Dataset rows about figures:
>> Begin
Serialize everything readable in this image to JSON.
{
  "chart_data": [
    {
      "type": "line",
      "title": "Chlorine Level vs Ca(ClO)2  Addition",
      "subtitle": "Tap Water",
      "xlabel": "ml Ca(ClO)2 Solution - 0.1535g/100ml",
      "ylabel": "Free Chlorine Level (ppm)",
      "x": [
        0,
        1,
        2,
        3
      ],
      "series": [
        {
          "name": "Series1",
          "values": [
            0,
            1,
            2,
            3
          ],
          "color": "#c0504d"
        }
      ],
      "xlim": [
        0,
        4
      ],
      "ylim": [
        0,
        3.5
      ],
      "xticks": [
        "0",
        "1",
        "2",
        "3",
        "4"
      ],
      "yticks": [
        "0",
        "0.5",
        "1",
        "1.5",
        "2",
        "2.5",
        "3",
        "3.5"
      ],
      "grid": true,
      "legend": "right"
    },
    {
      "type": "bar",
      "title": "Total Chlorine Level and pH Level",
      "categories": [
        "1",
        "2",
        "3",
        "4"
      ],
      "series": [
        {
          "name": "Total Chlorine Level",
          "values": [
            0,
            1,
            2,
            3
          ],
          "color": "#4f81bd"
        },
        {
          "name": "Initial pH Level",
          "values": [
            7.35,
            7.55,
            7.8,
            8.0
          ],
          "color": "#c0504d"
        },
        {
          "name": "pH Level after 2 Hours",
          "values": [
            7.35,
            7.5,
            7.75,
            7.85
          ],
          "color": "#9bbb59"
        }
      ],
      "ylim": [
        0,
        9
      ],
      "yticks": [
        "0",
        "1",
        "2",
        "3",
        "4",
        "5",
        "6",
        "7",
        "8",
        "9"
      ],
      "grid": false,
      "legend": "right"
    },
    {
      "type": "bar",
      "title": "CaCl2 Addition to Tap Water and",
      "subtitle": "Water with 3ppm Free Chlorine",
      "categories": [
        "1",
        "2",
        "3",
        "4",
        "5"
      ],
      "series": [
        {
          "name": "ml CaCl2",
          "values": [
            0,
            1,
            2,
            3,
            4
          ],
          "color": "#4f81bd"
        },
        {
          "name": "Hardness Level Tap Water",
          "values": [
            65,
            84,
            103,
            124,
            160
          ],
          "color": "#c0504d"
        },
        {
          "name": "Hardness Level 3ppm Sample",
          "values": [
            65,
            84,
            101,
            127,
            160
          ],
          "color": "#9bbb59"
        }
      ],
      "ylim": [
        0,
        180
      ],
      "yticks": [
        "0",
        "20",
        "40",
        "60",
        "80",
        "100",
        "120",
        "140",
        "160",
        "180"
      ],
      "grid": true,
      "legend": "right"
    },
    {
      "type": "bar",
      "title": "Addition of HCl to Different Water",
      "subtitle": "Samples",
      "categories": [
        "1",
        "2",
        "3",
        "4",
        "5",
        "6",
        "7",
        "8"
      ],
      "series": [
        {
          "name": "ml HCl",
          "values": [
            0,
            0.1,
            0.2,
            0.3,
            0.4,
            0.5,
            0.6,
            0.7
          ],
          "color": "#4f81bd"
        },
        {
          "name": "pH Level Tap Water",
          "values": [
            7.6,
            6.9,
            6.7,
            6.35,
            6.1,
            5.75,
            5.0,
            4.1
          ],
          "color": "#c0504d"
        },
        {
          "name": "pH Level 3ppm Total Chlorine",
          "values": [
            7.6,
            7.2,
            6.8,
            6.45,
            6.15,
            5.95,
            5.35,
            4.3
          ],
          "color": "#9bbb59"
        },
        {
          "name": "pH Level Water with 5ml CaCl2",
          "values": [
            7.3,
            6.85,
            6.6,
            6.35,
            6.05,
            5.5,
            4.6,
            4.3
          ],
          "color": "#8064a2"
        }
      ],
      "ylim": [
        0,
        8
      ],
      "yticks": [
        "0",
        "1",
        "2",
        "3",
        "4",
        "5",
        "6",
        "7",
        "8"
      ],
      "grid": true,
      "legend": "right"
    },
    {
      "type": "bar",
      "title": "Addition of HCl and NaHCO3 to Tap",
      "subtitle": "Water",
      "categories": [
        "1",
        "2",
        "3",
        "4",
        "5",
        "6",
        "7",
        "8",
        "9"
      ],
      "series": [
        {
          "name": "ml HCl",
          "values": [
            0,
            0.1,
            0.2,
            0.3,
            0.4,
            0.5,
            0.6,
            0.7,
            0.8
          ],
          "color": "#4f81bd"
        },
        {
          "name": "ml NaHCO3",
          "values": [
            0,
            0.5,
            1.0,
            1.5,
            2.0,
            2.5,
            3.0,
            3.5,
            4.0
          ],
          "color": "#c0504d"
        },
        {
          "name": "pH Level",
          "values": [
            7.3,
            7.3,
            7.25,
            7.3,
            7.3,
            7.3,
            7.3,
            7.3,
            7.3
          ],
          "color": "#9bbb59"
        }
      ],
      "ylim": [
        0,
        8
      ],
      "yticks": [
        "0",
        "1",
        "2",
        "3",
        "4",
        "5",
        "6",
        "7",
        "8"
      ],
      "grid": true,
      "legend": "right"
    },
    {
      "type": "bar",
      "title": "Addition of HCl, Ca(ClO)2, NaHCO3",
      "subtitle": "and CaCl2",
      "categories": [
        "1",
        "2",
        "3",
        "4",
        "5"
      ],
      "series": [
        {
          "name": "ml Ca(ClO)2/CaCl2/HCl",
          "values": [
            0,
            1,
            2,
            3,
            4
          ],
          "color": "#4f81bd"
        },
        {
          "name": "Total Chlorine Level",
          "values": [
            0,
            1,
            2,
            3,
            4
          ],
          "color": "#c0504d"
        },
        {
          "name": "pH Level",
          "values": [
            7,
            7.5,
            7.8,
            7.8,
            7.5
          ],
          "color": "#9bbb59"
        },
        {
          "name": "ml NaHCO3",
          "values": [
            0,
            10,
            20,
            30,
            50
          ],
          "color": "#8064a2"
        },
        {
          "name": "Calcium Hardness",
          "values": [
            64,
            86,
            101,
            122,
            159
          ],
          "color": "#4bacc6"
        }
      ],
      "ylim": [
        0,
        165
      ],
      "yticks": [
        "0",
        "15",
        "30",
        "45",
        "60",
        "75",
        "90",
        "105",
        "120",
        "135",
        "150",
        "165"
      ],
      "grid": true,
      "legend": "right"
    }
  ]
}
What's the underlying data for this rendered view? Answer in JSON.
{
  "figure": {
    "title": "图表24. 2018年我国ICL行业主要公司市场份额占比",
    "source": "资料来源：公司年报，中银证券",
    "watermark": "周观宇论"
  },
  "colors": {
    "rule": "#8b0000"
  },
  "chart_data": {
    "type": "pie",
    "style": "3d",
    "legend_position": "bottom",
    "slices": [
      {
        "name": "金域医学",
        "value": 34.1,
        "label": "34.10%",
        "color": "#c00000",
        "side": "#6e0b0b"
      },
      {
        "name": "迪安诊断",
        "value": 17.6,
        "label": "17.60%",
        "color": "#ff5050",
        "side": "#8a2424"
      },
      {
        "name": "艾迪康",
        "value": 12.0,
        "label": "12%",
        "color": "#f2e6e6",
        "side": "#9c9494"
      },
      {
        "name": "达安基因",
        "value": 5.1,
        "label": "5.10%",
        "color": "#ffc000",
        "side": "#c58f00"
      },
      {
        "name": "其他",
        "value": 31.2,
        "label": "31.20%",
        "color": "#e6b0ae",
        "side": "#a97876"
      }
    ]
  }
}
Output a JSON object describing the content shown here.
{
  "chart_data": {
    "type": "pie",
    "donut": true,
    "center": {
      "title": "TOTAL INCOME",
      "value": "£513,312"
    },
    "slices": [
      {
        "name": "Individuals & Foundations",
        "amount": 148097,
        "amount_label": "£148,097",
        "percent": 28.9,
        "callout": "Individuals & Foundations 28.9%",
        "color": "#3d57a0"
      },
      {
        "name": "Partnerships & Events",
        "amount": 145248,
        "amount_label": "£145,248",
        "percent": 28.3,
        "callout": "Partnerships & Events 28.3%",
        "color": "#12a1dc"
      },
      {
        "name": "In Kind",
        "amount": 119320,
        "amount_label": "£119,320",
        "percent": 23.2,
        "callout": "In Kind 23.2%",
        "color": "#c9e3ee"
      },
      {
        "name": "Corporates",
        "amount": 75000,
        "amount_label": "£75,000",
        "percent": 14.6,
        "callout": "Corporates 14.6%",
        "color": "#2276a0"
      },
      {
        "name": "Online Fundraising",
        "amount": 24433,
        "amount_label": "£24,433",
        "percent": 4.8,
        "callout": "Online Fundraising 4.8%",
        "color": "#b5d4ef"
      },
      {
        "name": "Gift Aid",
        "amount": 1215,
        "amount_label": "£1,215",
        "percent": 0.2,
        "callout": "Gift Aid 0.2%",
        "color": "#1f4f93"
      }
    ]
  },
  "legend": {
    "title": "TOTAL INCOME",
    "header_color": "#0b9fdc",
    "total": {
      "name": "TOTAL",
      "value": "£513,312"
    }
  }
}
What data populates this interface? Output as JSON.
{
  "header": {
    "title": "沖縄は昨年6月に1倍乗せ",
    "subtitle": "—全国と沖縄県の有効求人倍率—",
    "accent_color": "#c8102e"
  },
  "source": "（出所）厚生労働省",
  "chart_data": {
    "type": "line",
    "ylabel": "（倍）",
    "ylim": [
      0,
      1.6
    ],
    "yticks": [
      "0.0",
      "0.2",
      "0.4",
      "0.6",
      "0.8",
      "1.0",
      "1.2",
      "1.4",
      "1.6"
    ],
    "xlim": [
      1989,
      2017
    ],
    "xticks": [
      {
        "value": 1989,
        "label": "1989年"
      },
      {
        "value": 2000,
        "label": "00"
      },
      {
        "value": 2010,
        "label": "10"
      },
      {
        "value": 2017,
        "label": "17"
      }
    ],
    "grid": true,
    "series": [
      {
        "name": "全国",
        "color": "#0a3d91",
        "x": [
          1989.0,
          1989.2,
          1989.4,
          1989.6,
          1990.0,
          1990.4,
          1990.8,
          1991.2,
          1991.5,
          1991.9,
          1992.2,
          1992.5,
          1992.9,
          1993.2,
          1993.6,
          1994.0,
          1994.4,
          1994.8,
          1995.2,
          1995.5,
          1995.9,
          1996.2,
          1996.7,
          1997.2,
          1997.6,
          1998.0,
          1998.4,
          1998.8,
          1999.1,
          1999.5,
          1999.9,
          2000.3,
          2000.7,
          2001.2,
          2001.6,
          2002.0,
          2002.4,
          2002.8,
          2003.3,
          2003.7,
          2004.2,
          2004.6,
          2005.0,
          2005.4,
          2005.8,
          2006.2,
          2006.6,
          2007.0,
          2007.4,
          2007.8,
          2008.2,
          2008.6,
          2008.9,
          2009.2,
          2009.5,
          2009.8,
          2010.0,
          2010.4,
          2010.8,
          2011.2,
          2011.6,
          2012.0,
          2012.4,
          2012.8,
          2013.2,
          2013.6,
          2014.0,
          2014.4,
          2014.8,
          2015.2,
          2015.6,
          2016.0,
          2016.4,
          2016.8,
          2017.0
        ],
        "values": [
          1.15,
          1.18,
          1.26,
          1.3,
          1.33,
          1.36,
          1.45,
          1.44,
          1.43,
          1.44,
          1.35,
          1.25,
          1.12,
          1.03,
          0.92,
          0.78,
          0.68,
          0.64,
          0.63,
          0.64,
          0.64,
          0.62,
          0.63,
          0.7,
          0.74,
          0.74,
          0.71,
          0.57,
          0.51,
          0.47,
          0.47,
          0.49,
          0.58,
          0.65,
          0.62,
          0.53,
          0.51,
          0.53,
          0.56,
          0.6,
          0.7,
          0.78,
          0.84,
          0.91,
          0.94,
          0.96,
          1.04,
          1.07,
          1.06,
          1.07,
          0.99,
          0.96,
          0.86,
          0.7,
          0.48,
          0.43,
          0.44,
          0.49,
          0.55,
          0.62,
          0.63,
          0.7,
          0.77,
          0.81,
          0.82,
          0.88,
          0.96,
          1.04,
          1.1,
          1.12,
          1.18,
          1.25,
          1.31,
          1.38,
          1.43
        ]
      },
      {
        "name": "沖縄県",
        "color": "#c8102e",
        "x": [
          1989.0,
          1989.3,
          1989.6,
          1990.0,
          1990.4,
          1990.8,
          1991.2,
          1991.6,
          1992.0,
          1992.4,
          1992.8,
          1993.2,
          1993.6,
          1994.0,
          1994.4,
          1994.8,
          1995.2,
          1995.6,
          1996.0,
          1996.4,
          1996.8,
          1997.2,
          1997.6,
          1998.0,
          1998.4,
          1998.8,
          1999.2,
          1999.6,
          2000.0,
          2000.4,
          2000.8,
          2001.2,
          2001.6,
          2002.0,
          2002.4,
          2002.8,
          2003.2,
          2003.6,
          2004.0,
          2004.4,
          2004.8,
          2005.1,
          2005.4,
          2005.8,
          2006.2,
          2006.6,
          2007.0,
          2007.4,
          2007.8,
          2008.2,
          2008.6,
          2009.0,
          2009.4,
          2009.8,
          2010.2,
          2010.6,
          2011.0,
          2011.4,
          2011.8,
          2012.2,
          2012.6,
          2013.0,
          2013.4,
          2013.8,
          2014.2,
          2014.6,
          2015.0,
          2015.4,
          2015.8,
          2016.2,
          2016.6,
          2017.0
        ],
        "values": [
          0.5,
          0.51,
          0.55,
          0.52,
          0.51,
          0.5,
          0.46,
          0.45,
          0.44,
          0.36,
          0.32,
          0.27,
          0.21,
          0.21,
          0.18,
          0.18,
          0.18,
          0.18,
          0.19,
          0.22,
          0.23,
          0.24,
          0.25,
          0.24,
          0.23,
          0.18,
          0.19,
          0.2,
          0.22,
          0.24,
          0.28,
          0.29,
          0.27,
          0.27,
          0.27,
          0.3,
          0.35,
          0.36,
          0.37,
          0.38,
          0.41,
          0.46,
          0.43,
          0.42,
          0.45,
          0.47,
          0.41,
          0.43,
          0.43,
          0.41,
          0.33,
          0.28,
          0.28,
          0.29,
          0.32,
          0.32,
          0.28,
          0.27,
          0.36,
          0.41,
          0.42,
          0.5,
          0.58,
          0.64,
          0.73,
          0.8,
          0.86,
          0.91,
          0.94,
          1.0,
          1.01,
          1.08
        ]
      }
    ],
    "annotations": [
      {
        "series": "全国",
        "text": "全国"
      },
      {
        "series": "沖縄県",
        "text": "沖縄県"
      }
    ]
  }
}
>> End
Pick out each line that holds the string "What".

# Final answer
What's the underlying data for this rendered view? Answer in JSON.
What data populates this interface? Output as JSON.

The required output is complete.